» **EXERCISE**
Look through the listing for the word "различных". Copy each line that has it.

» **EXTRACTED DATA**
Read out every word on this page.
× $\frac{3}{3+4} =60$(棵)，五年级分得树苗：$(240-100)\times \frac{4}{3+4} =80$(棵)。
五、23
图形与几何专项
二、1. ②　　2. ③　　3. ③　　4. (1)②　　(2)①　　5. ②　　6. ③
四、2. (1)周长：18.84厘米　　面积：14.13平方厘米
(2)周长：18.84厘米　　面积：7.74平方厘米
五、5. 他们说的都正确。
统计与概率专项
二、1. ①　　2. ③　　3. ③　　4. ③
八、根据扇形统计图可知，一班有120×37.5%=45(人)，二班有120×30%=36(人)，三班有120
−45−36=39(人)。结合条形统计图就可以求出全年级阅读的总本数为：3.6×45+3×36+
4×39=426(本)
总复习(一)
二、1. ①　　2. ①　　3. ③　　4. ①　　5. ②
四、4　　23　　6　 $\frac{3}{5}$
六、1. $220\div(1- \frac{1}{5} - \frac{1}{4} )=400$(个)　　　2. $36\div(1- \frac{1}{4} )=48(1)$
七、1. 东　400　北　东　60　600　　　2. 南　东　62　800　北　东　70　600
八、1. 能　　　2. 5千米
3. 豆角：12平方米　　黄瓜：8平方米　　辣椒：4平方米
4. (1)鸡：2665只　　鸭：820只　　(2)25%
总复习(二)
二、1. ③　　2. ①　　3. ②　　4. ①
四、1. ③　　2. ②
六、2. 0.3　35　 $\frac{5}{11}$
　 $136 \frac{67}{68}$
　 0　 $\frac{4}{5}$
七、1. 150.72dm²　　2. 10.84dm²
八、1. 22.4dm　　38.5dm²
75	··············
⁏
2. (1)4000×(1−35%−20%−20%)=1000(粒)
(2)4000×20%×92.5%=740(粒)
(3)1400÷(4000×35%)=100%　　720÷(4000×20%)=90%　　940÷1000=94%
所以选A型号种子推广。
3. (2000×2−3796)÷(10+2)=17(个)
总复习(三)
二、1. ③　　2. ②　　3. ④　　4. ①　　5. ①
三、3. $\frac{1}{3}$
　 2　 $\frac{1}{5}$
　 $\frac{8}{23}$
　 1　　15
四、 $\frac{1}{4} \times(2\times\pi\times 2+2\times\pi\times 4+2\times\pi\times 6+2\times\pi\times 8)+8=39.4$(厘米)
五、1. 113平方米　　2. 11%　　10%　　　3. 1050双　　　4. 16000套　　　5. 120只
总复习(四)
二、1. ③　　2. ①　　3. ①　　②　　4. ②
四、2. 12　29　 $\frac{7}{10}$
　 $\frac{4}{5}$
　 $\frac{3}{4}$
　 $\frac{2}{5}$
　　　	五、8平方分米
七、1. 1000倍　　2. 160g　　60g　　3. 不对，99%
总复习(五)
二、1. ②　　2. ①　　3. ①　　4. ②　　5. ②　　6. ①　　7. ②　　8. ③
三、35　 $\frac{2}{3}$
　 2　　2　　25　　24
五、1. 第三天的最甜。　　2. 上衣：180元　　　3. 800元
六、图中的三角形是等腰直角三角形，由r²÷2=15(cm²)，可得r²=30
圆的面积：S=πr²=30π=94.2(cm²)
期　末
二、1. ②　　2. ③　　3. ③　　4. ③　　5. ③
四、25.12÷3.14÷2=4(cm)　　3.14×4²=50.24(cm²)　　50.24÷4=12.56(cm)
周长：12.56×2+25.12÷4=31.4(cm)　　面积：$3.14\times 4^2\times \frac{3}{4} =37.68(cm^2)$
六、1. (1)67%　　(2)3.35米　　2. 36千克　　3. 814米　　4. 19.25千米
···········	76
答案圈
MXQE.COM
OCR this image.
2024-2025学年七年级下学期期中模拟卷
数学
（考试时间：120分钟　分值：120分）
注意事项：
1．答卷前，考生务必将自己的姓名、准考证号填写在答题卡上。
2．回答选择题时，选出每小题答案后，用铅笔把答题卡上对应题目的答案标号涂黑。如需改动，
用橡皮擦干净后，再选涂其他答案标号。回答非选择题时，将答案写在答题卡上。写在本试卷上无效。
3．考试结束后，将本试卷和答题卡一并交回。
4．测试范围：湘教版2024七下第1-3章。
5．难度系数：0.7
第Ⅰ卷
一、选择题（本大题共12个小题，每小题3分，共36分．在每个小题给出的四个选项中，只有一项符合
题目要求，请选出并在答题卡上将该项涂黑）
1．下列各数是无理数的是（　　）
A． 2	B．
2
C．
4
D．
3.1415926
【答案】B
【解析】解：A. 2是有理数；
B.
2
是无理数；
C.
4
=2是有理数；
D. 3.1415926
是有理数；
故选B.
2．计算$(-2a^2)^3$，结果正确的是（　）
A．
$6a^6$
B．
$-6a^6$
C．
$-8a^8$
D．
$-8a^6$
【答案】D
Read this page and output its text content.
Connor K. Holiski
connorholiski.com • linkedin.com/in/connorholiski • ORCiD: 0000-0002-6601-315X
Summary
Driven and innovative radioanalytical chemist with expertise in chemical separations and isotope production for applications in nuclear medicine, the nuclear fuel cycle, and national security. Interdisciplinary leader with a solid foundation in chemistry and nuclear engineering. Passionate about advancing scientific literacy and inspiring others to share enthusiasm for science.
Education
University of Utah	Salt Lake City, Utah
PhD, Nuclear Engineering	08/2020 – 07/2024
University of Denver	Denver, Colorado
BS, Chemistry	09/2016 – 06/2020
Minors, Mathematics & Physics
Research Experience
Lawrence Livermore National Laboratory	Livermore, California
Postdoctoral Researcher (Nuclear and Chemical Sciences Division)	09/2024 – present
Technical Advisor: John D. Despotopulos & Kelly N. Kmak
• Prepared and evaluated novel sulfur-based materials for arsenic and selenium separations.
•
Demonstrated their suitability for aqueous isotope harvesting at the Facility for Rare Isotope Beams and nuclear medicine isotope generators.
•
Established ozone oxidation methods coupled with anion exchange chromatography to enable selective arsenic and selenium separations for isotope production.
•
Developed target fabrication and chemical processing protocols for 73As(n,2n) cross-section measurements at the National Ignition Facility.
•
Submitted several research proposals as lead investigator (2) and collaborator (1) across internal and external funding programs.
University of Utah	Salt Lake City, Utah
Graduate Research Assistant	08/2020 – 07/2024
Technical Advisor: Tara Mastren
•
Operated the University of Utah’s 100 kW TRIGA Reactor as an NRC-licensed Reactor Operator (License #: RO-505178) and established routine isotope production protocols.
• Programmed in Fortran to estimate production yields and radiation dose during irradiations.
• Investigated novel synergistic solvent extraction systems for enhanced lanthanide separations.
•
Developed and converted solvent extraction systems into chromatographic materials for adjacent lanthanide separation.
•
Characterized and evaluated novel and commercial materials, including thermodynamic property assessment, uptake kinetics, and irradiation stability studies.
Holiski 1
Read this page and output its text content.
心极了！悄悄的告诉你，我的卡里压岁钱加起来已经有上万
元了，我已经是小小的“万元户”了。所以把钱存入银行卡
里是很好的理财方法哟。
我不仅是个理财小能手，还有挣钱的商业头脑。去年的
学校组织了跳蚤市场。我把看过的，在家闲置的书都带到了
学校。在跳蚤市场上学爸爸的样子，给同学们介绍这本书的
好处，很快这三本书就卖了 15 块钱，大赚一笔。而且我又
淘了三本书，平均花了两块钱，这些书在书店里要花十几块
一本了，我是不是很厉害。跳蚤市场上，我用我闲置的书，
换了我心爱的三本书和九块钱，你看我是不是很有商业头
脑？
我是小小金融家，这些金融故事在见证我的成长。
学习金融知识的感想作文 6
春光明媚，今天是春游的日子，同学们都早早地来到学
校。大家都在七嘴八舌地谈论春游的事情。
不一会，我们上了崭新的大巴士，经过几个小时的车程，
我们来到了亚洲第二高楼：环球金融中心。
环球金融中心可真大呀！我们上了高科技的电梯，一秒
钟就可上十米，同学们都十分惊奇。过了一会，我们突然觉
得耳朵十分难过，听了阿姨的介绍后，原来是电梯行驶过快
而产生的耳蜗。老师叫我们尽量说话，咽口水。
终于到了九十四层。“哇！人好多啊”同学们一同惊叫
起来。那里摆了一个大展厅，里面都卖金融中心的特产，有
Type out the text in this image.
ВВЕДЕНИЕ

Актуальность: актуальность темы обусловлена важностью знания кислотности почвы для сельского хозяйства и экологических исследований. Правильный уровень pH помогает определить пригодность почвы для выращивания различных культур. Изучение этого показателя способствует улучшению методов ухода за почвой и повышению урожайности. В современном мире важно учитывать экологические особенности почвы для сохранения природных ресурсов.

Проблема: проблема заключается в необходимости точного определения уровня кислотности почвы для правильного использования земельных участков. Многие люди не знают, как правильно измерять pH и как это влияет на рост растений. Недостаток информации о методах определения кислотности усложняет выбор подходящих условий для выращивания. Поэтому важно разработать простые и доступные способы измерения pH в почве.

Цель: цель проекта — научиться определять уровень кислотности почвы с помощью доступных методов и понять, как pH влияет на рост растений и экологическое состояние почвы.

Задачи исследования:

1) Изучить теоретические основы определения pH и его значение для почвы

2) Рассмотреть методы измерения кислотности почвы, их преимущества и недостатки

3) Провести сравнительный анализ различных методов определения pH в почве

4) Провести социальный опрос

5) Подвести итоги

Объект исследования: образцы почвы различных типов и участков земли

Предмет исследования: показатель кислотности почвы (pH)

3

» **RESULT OF THIS EXERCISE**
Актуальность: актуальность темы обусловлена важностью знания кислотности почвы для сельского хозяйства и экологических исследований. Правильный уровень pH помогает определить пригодность почвы для выращивания различных культур. Изучение этого показателя способствует улучшению методов ухода за почвой и повышению урожайности. В современном мире важно учитывать экологические особенности почвы для сохранения природных ресурсов.
3) Провести сравнительный анализ различных методов определения pH в почве
Объект исследования: образцы почвы различных типов и участков земли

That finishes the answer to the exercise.